- _To be done_: What do the lines from the one containing "Output the text content of this document." through the end of the entries say? Quote them exactly, and only them.

━━━━

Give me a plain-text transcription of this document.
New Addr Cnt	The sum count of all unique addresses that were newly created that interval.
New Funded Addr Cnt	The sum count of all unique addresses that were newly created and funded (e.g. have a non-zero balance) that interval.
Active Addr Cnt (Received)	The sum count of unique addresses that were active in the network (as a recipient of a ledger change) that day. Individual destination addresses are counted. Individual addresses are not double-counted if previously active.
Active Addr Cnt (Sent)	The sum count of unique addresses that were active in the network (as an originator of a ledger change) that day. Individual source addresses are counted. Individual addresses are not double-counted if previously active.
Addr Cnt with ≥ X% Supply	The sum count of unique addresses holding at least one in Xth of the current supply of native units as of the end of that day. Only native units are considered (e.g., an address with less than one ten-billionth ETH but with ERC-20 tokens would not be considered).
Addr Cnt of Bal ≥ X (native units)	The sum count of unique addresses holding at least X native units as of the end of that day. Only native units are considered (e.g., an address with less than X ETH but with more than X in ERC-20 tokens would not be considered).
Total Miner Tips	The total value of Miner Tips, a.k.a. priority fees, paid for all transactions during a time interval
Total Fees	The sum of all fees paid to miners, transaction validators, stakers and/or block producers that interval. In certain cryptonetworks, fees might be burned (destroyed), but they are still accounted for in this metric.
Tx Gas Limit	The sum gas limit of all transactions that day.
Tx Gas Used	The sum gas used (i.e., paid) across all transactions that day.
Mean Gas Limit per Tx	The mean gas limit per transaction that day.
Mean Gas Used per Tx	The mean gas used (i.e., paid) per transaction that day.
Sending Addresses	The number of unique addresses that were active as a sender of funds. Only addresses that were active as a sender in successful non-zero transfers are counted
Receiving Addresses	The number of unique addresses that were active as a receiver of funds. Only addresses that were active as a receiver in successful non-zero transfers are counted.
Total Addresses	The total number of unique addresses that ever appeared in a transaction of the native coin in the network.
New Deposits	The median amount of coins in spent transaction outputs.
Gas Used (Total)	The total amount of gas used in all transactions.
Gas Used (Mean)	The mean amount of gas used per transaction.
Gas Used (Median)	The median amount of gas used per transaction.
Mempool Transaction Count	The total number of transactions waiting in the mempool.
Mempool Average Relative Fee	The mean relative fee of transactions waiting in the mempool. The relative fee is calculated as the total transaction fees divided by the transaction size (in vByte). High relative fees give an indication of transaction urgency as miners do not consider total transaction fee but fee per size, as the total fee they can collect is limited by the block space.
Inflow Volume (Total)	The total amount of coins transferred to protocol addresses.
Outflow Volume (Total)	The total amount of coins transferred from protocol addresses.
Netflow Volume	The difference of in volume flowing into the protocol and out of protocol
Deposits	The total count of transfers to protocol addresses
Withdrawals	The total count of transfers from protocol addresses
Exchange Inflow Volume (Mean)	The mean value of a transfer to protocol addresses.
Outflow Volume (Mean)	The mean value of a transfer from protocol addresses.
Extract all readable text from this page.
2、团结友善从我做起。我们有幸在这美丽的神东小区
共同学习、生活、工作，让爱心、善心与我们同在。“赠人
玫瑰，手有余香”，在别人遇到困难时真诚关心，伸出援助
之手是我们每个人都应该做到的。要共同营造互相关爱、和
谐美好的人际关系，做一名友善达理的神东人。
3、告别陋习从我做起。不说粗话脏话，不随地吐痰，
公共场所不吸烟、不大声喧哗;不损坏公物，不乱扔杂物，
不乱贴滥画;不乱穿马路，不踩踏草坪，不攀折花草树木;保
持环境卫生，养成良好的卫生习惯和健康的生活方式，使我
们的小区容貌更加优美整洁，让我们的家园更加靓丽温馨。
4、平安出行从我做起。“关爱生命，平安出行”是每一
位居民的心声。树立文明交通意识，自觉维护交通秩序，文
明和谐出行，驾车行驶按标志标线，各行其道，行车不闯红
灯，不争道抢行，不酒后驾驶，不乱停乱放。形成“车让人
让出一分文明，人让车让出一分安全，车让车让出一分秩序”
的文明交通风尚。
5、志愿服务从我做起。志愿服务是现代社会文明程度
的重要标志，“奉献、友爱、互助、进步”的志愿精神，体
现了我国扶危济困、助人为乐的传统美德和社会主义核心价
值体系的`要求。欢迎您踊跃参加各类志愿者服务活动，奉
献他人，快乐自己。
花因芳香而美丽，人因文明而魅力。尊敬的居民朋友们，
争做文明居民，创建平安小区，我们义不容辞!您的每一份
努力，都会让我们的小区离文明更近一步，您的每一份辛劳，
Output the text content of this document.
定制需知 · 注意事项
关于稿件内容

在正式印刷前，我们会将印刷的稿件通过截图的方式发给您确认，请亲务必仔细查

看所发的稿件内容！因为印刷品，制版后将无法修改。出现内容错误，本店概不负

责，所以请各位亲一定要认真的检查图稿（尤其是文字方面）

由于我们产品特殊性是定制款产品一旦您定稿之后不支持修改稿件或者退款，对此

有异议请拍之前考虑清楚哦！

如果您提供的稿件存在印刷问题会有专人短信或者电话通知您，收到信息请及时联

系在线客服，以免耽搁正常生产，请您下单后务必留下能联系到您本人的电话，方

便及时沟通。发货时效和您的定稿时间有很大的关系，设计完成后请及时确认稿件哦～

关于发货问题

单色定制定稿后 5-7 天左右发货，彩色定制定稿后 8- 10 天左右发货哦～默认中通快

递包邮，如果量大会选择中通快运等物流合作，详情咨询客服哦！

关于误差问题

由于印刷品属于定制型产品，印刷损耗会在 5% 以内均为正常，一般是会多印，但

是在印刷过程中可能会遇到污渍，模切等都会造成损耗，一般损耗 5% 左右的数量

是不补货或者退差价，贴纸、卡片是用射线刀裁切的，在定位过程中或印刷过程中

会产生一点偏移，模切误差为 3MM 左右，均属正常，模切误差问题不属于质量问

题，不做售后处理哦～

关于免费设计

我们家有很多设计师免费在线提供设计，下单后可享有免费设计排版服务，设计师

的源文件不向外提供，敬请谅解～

━━━━

- _Answer to this exercise_:
Output the text content of this document.
定制需知 · 注意事项
关于稿件内容

在正式印刷前，我们会将印刷的稿件通过截图的方式发给您确认，请亲务必仔细查

看所发的稿件内容！因为印刷品，制版后将无法修改。出现内容错误，本店概不负

责，所以请各位亲一定要认真的检查图稿（尤其是文字方面）

由于我们产品特殊性是定制款产品一旦您定稿之后不支持修改稿件或者退款，对此

有异议请拍之前考虑清楚哦！

如果您提供的稿件存在印刷问题会有专人短信或者电话通知您，收到信息请及时联

系在线客服，以免耽搁正常生产，请您下单后务必留下能联系到您本人的电话，方

便及时沟通。发货时效和您的定稿时间有很大的关系，设计完成后请及时确认稿件哦～

关于发货问题

单色定制定稿后 5-7 天左右发货，彩色定制定稿后 8- 10 天左右发货哦～默认中通快

递包邮，如果量大会选择中通快运等物流合作，详情咨询客服哦！

关于误差问题

由于印刷品属于定制型产品，印刷损耗会在 5% 以内均为正常，一般是会多印，但

是在印刷过程中可能会遇到污渍，模切等都会造成损耗，一般损耗 5% 左右的数量

是不补货或者退差价，贴纸、卡片是用射线刀裁切的，在定位过程中或印刷过程中

会产生一点偏移，模切误差为 3MM 左右，均属正常，模切误差问题不属于质量问

题，不做售后处理哦～

关于免费设计

我们家有很多设计师免费在线提供设计，下单后可享有免费设计排版服务，设计师

的源文件不向外提供，敬请谅解～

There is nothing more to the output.